Given task. Rewrite all lines of the records below as a numbered list, with no blank lines and no pictures.

Recorded information.

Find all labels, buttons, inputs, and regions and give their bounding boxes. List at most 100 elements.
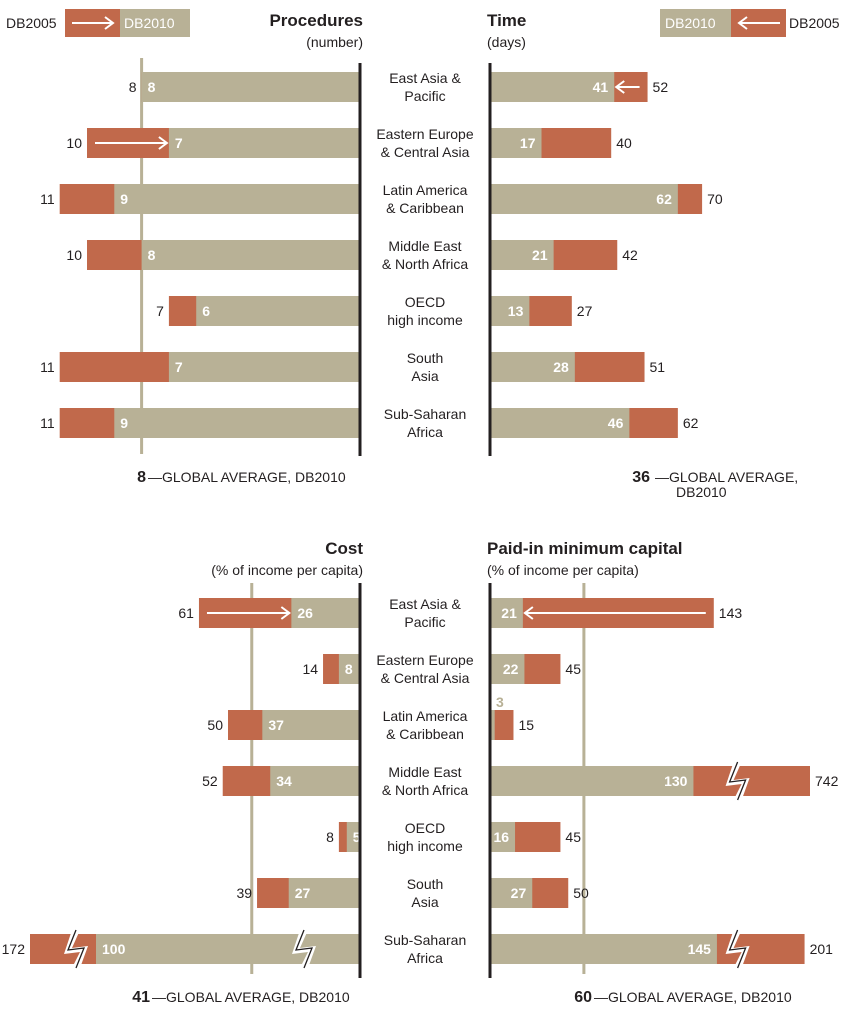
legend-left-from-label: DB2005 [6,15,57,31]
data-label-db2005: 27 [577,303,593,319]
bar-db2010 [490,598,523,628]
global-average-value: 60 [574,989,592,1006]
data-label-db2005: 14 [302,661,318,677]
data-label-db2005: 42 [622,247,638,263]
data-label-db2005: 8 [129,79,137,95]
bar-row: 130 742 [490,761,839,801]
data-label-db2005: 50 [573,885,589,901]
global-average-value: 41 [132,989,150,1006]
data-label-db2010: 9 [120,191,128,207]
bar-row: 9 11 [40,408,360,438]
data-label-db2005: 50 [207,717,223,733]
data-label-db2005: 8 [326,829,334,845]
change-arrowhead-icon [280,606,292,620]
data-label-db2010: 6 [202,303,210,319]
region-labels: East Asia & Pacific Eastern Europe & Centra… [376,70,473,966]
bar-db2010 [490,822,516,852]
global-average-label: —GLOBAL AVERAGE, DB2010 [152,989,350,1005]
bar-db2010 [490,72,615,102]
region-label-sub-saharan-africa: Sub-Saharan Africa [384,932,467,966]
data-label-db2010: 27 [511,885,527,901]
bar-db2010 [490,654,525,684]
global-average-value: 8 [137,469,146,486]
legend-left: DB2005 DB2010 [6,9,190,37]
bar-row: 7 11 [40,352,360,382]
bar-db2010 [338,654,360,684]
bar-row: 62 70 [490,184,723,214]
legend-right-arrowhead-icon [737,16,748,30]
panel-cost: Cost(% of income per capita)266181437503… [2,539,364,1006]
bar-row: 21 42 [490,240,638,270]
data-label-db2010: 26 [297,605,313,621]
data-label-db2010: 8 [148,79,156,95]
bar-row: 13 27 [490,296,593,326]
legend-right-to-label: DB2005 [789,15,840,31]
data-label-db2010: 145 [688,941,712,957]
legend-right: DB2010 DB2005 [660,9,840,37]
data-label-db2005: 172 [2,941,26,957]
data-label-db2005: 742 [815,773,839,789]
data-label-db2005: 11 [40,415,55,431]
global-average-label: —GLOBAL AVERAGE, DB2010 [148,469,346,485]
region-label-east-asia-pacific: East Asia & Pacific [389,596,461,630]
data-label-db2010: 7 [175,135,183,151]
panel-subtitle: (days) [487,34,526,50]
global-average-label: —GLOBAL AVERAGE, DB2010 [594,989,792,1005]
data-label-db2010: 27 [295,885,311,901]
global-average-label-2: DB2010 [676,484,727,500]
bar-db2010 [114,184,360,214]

Response.
1. Find all labels, buttons, inputs, and regions and give their bounding boxes. List at most 100 elements.
2. legend-left-from-label: DB2005 [6,15,57,31]
3. data-label-db2005: 27 [577,303,593,319]
4. bar-db2010 [490,598,523,628]
5. global-average-value: 60 [574,989,592,1006]
6. data-label-db2005: 14 [302,661,318,677]
7. data-label-db2005: 42 [622,247,638,263]
8. data-label-db2005: 8 [129,79,137,95]
9. bar-row: 130 742 [490,761,839,801]
10. data-label-db2005: 50 [573,885,589,901]
11. global-average-value: 41 [132,989,150,1006]
12. data-label-db2010: 9 [120,191,128,207]
13. bar-row: 9 11 [40,408,360,438]
14. data-label-db2005: 50 [207,717,223,733]
15. data-label-db2005: 8 [326,829,334,845]
16. change-arrowhead-icon [280,606,292,620]
17. data-label-db2010: 6 [202,303,210,319]
18. region-labels: East Asia & Pacific Eastern Europe & Centra… [376,70,473,966]
19. bar-db2010 [490,822,516,852]
20. global-average-label: —GLOBAL AVERAGE, DB2010 [152,989,350,1005]
21. bar-db2010 [490,72,615,102]
22. region-label-sub-saharan-africa: Sub-Saharan Africa [384,932,467,966]
23. data-label-db2010: 27 [511,885,527,901]
24. bar-db2010 [490,654,525,684]
25. global-average-value: 8 [137,469,146,486]
26. legend-left: DB2005 DB2010 [6,9,190,37]
27. bar-row: 7 11 [40,352,360,382]
28. bar-db2010 [338,654,360,684]
29. bar-row: 62 70 [490,184,723,214]
30. legend-right-arrowhead-icon [737,16,748,30]
31. panel-cost: Cost(% of income per capita)266181437503… [2,539,364,1006]
32. bar-row: 21 42 [490,240,638,270]
33. data-label-db2010: 26 [297,605,313,621]
34. data-label-db2010: 8 [148,79,156,95]
35. bar-row: 13 27 [490,296,593,326]
36. legend-right-to-label: DB2005 [789,15,840,31]
37. data-label-db2010: 145 [688,941,712,957]
38. legend-right: DB2010 DB2005 [660,9,840,37]
39. data-label-db2005: 172 [2,941,26,957]
40. data-label-db2005: 742 [815,773,839,789]
41. data-label-db2005: 11 [40,415,55,431]
42. global-average-label: —GLOBAL AVERAGE, DB2010 [148,469,346,485]
43. region-label-east-asia-pacific: East Asia & Pacific [389,596,461,630]
44. data-label-db2010: 7 [175,135,183,151]
45. panel-subtitle: (days) [487,34,526,50]
46. global-average-label: —GLOBAL AVERAGE, DB2010 [594,989,792,1005]
47. data-label-db2010: 27 [295,885,311,901]
48. global-average-label-2: DB2010 [676,484,727,500]
49. bar-db2010 [114,184,360,214]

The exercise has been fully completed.